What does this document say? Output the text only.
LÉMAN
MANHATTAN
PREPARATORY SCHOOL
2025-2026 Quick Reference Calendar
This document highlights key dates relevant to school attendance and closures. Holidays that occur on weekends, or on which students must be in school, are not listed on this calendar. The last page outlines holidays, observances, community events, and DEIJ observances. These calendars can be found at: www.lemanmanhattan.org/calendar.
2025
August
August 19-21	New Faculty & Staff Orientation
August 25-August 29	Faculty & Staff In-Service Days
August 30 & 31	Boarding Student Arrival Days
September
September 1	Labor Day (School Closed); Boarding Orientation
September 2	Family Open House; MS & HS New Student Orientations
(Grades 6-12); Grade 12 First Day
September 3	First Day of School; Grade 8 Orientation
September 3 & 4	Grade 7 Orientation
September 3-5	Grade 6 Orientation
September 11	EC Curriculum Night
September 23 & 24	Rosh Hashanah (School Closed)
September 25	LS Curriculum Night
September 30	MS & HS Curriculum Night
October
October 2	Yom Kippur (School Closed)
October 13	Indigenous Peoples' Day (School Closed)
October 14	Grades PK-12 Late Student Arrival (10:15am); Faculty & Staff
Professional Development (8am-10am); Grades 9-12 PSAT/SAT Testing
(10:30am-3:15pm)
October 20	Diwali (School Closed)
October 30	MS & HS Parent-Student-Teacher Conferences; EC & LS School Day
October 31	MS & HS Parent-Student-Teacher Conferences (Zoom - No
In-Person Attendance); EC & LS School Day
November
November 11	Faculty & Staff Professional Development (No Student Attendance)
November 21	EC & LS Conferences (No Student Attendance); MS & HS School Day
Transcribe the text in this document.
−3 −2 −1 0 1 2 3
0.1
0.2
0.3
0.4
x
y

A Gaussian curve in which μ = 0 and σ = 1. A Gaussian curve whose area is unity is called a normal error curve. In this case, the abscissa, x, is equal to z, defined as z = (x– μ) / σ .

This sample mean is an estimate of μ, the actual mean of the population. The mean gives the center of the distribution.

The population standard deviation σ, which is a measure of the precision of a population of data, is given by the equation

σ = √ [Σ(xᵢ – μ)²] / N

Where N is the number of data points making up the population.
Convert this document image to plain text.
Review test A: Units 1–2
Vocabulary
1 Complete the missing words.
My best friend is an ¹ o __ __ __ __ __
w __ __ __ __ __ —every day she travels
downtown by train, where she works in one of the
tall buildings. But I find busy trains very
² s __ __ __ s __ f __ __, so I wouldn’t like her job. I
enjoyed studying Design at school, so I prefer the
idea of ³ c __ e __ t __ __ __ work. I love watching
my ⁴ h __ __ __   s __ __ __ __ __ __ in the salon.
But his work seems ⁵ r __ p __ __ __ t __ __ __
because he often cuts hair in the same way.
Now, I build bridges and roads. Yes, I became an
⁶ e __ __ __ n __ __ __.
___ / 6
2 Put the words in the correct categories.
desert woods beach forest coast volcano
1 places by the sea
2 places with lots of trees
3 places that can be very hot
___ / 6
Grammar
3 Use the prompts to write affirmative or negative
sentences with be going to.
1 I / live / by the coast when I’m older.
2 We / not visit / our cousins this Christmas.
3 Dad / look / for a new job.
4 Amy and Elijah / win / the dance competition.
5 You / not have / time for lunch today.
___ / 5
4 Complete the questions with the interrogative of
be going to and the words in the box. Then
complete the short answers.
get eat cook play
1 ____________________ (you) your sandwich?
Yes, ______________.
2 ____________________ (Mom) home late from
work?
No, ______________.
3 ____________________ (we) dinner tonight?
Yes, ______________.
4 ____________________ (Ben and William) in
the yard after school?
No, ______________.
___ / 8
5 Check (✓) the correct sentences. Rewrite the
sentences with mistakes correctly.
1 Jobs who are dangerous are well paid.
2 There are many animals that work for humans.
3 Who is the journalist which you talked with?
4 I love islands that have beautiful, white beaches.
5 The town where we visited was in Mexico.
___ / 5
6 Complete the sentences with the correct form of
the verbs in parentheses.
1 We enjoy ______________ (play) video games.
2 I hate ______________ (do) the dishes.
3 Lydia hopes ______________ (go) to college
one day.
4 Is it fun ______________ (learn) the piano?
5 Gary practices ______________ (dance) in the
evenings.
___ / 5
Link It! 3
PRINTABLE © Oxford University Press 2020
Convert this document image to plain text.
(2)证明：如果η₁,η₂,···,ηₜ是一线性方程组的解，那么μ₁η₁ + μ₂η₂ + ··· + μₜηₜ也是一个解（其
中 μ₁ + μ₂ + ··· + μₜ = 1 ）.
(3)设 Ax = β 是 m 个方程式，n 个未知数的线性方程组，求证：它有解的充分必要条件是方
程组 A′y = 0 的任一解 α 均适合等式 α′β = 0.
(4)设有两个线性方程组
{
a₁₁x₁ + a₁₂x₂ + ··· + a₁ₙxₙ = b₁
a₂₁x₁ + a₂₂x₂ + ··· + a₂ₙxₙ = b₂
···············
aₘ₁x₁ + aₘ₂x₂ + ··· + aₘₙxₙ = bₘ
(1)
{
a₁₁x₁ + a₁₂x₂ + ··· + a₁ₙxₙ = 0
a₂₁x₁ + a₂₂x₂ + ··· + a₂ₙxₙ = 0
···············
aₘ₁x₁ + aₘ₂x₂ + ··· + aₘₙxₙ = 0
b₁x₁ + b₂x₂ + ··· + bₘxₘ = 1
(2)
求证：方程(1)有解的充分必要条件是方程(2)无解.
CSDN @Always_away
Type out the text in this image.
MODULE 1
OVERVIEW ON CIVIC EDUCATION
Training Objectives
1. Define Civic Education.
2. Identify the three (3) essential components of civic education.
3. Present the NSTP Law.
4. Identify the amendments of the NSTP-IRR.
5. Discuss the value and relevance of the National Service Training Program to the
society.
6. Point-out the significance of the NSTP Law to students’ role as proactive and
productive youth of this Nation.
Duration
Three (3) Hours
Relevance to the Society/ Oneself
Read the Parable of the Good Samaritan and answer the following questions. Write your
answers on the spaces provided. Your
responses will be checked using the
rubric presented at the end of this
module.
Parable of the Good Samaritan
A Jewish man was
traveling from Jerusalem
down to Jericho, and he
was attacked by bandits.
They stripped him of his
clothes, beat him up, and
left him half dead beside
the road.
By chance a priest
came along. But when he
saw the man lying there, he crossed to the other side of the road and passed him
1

• • • • • • •

## WRITTEN EXERCISE
Your task is to extract all of the records exactly.

## CORRECT ANSWER
What does this document say? Output the text only.
LÉMAN
MANHATTAN
PREPARATORY SCHOOL
2025-2026 Quick Reference Calendar
This document highlights key dates relevant to school attendance and closures. Holidays that occur on weekends, or on which students must be in school, are not listed on this calendar. The last page outlines holidays, observances, community events, and DEIJ observances. These calendars can be found at: www.lemanmanhattan.org/calendar.
2025
August
August 19-21	New Faculty & Staff Orientation
August 25-August 29	Faculty & Staff In-Service Days
August 30 & 31	Boarding Student Arrival Days
September
September 1	Labor Day (School Closed); Boarding Orientation
September 2	Family Open House; MS & HS New Student Orientations
(Grades 6-12); Grade 12 First Day
September 3	First Day of School; Grade 8 Orientation
September 3 & 4	Grade 7 Orientation
September 3-5	Grade 6 Orientation
September 11	EC Curriculum Night
September 23 & 24	Rosh Hashanah (School Closed)
September 25	LS Curriculum Night
September 30	MS & HS Curriculum Night
October
October 2	Yom Kippur (School Closed)
October 13	Indigenous Peoples' Day (School Closed)
October 14	Grades PK-12 Late Student Arrival (10:15am); Faculty & Staff
Professional Development (8am-10am); Grades 9-12 PSAT/SAT Testing
(10:30am-3:15pm)
October 20	Diwali (School Closed)
October 30	MS & HS Parent-Student-Teacher Conferences; EC & LS School Day
October 31	MS & HS Parent-Student-Teacher Conferences (Zoom - No
In-Person Attendance); EC & LS School Day
November
November 11	Faculty & Staff Professional Development (No Student Attendance)
November 21	EC & LS Conferences (No Student Attendance); MS & HS School Day
Transcribe the text in this document.
−3 −2 −1 0 1 2 3
0.1
0.2
0.3
0.4
x
y

A Gaussian curve in which μ = 0 and σ = 1. A Gaussian curve whose area is unity is called a normal error curve. In this case, the abscissa, x, is equal to z, defined as z = (x– μ) / σ .

This sample mean is an estimate of μ, the actual mean of the population. The mean gives the center of the distribution.

The population standard deviation σ, which is a measure of the precision of a population of data, is given by the equation

σ = √ [Σ(xᵢ – μ)²] / N

Where N is the number of data points making up the population.
Convert this document image to plain text.
Review test A: Units 1–2
Vocabulary
1 Complete the missing words.
My best friend is an ¹ o __ __ __ __ __
w __ __ __ __ __ —every day she travels
downtown by train, where she works in one of the
tall buildings. But I find busy trains very
² s __ __ __ s __ f __ __, so I wouldn’t like her job. I
enjoyed studying Design at school, so I prefer the
idea of ³ c __ e __ t __ __ __ work. I love watching
my ⁴ h __ __ __   s __ __ __ __ __ __ in the salon.
But his work seems ⁵ r __ p __ __ __ t __ __ __
because he often cuts hair in the same way.
Now, I build bridges and roads. Yes, I became an
⁶ e __ __ __ n __ __ __.
___ / 6
2 Put the words in the correct categories.
desert woods beach forest coast volcano
1 places by the sea
2 places with lots of trees
3 places that can be very hot
___ / 6
Grammar
3 Use the prompts to write affirmative or negative
sentences with be going to.
1 I / live / by the coast when I’m older.
2 We / not visit / our cousins this Christmas.
3 Dad / look / for a new job.
4 Amy and Elijah / win / the dance competition.
5 You / not have / time for lunch today.
___ / 5
4 Complete the questions with the interrogative of
be going to and the words in the box. Then
complete the short answers.
get eat cook play
1 ____________________ (you) your sandwich?
Yes, ______________.
2 ____________________ (Mom) home late from
work?
No, ______________.
3 ____________________ (we) dinner tonight?
Yes, ______________.
4 ____________________ (Ben and William) in
the yard after school?
No, ______________.
___ / 8
5 Check (✓) the correct sentences. Rewrite the
sentences with mistakes correctly.
1 Jobs who are dangerous are well paid.
2 There are many animals that work for humans.
3 Who is the journalist which you talked with?
4 I love islands that have beautiful, white beaches.
5 The town where we visited was in Mexico.
___ / 5
6 Complete the sentences with the correct form of
the verbs in parentheses.
1 We enjoy ______________ (play) video games.
2 I hate ______________ (do) the dishes.
3 Lydia hopes ______________ (go) to college
one day.
4 Is it fun ______________ (learn) the piano?
5 Gary practices ______________ (dance) in the
evenings.
___ / 5
Link It! 3
PRINTABLE © Oxford University Press 2020
Convert this document image to plain text.
(2)证明：如果η₁,η₂,···,ηₜ是一线性方程组的解，那么μ₁η₁ + μ₂η₂ + ··· + μₜηₜ也是一个解（其
中 μ₁ + μ₂ + ··· + μₜ = 1 ）.
(3)设 Ax = β 是 m 个方程式，n 个未知数的线性方程组，求证：它有解的充分必要条件是方
程组 A′y = 0 的任一解 α 均适合等式 α′β = 0.
(4)设有两个线性方程组
{
a₁₁x₁ + a₁₂x₂ + ··· + a₁ₙxₙ = b₁
a₂₁x₁ + a₂₂x₂ + ··· + a₂ₙxₙ = b₂
···············
aₘ₁x₁ + aₘ₂x₂ + ··· + aₘₙxₙ = bₘ
(1)
{
a₁₁x₁ + a₁₂x₂ + ··· + a₁ₙxₙ = 0
a₂₁x₁ + a₂₂x₂ + ··· + a₂ₙxₙ = 0
···············
aₘ₁x₁ + aₘ₂x₂ + ··· + aₘₙxₙ = 0
b₁x₁ + b₂x₂ + ··· + bₘxₘ = 1
(2)
求证：方程(1)有解的充分必要条件是方程(2)无解.
CSDN @Always_away
Type out the text in this image.
MODULE 1
OVERVIEW ON CIVIC EDUCATION
Training Objectives
1. Define Civic Education.
2. Identify the three (3) essential components of civic education.
3. Present the NSTP Law.
4. Identify the amendments of the NSTP-IRR.
5. Discuss the value and relevance of the National Service Training Program to the
society.
6. Point-out the significance of the NSTP Law to students’ role as proactive and
productive youth of this Nation.
Duration
Three (3) Hours
Relevance to the Society/ Oneself
Read the Parable of the Good Samaritan and answer the following questions. Write your
answers on the spaces provided. Your
responses will be checked using the
rubric presented at the end of this
module.
Parable of the Good Samaritan
A Jewish man was
traveling from Jerusalem
down to Jericho, and he
was attacked by bandits.
They stripped him of his
clothes, beat him up, and
left him half dead beside
the road.
By chance a priest
came along. But when he
saw the man lying there, he crossed to the other side of the road and passed him
1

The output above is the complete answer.